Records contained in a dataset
====================

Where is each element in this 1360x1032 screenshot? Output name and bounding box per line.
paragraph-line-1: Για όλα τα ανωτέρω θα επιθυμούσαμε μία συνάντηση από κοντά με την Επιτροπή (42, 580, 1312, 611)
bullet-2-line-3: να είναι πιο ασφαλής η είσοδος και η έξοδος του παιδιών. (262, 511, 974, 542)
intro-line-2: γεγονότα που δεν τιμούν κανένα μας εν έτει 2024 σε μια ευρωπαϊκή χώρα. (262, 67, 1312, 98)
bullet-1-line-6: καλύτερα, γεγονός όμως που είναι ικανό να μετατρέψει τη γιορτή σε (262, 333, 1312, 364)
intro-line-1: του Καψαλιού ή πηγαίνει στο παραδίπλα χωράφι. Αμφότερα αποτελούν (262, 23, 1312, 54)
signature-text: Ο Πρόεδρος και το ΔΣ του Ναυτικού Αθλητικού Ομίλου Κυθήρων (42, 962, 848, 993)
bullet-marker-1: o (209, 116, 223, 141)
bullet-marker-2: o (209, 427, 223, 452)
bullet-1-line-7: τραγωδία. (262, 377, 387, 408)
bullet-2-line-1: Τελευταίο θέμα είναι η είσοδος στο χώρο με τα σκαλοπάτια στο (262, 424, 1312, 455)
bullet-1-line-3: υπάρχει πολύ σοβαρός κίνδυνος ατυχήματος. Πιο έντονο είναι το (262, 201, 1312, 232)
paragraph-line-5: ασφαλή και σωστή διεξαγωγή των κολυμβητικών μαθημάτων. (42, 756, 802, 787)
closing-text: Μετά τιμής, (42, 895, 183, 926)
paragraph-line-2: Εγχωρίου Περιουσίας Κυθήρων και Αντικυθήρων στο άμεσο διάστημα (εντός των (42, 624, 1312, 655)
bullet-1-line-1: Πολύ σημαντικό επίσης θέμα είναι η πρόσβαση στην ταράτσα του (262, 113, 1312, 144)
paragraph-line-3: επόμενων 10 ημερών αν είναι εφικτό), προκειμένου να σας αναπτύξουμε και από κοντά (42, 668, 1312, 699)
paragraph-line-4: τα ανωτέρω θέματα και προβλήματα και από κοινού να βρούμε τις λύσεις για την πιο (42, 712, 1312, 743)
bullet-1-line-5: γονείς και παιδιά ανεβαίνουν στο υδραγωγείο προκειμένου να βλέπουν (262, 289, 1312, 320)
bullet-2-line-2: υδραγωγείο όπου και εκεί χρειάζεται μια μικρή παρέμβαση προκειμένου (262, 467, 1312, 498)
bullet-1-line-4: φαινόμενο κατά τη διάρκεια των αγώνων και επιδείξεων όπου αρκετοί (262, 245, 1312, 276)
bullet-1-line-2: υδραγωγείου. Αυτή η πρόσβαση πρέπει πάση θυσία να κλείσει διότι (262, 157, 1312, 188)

====================

[The problem]: Retype the listing from its first line through the line containing "paragraph-line-1: Για όλα", keeping every character unchanged.

[Response to the exercise]:
Where is each element in this 1360x1032 screenshot? Output name and bounding box per line.
paragraph-line-1: Για όλα τα ανωτέρω θα επιθυμούσαμε μία συνάντηση από κοντά με την Επιτροπή (42, 580, 1312, 611)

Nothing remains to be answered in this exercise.